▶ _ENTRIES_:
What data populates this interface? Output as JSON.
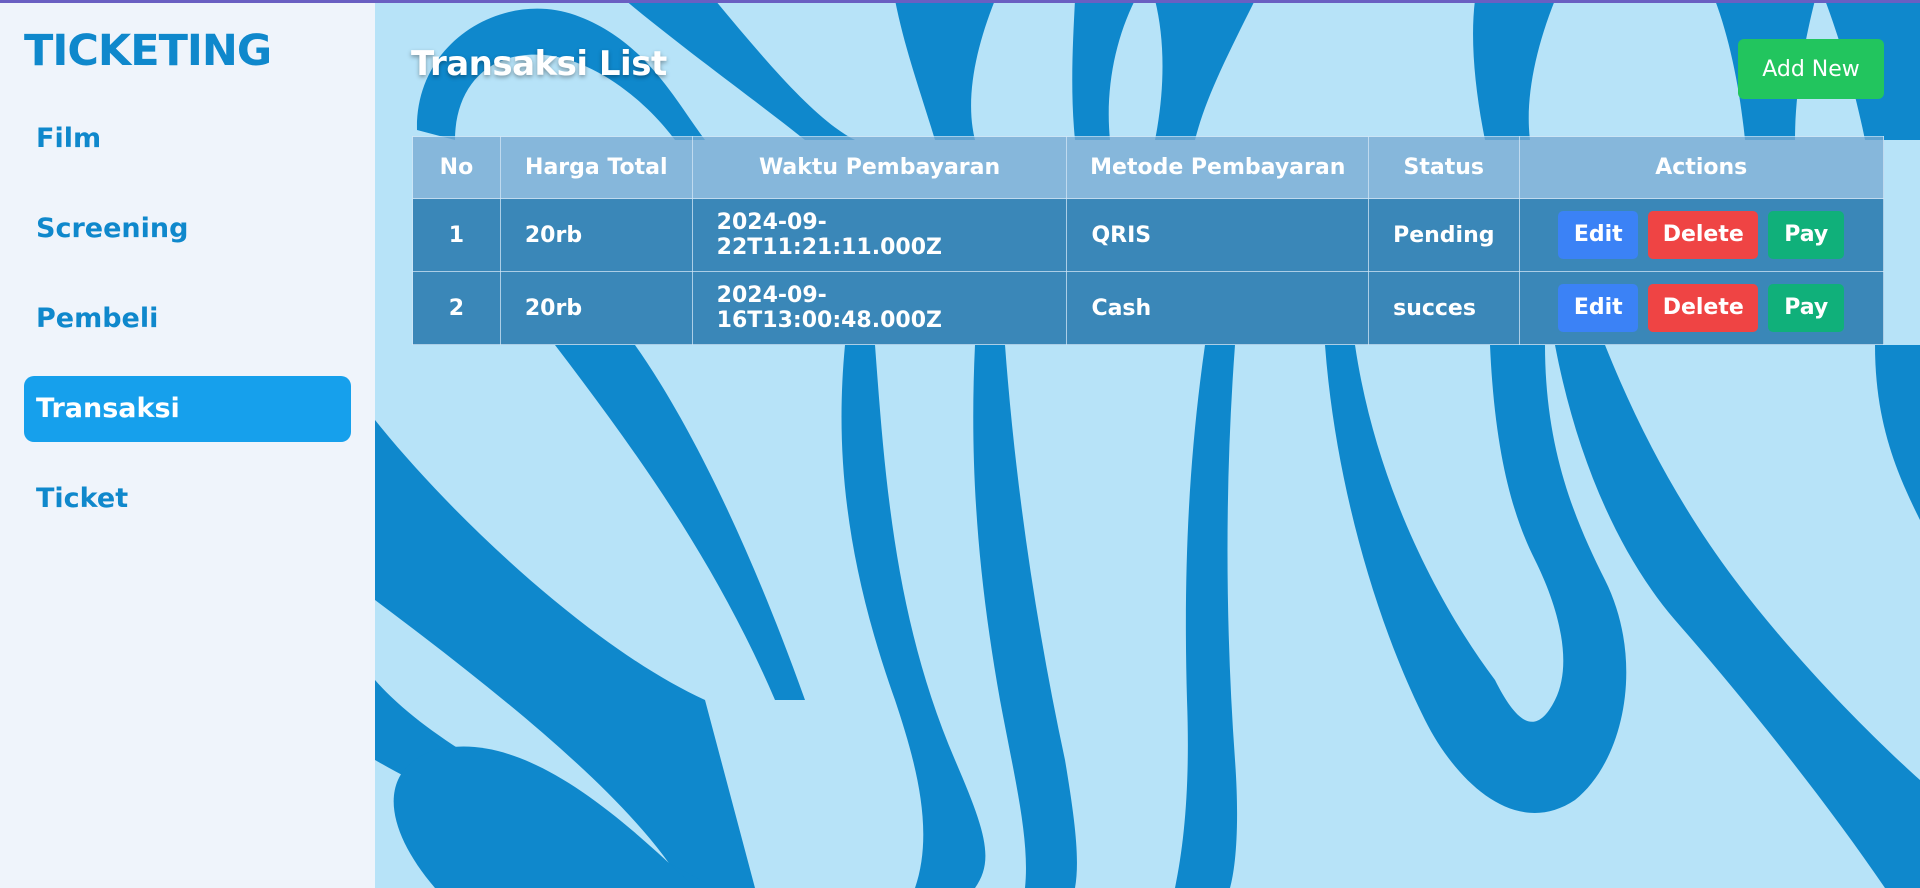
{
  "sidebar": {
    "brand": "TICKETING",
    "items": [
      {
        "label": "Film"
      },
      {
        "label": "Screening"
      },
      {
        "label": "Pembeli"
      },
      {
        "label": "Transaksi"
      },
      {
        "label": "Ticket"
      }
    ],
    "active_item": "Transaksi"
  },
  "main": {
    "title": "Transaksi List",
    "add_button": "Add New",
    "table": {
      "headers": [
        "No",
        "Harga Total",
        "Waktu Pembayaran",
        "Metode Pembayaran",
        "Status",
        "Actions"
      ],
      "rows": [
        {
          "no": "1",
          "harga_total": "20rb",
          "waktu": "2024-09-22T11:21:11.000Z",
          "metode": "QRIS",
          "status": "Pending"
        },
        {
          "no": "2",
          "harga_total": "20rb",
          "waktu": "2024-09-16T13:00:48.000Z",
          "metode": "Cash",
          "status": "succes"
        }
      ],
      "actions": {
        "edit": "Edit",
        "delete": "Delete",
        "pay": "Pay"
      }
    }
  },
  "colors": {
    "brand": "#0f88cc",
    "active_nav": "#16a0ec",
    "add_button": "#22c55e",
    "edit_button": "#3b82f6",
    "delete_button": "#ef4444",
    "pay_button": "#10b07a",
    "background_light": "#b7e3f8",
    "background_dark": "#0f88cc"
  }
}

--

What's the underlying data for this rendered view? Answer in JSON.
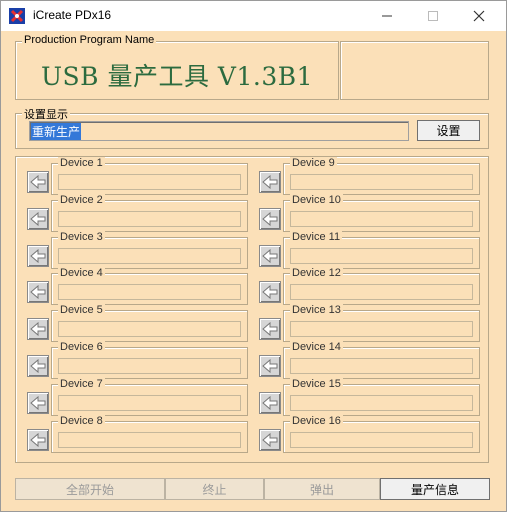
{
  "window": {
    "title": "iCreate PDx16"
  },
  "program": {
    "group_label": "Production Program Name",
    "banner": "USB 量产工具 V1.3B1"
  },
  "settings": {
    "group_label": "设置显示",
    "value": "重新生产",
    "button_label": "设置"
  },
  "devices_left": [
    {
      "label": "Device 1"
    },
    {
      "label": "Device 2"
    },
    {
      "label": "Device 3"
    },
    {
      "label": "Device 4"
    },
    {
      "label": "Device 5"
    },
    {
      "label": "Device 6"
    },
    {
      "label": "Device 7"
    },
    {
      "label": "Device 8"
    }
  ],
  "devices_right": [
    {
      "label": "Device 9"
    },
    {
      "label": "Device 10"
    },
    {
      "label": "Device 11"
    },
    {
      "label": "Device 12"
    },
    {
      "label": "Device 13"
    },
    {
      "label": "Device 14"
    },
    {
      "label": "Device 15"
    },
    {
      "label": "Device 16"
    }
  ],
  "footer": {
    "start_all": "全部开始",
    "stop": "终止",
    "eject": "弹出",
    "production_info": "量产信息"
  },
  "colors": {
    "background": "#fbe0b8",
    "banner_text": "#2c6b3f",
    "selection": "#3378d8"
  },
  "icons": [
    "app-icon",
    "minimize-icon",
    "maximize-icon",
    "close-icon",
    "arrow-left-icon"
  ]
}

...

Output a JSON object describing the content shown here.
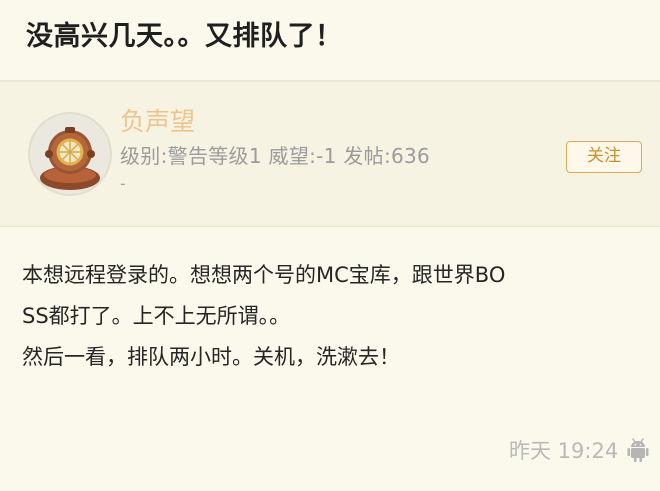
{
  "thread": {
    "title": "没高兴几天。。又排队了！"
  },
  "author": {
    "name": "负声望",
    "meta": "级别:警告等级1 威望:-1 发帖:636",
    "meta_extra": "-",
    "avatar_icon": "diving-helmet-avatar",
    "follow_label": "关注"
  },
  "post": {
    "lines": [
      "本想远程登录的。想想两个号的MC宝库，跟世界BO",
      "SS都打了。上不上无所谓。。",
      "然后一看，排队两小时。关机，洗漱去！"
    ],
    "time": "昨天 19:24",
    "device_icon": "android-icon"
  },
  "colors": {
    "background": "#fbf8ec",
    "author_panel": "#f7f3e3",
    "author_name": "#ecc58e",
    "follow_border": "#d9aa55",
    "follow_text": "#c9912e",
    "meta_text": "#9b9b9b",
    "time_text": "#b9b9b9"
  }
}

▶ _GOAL_: Write out every line of the entries that holds the word "Output".

▶ _SOLUTION FOR THIS PROBLEM_:
What data populates this interface? Output as JSON.
Output a JSON object describing the content shown here.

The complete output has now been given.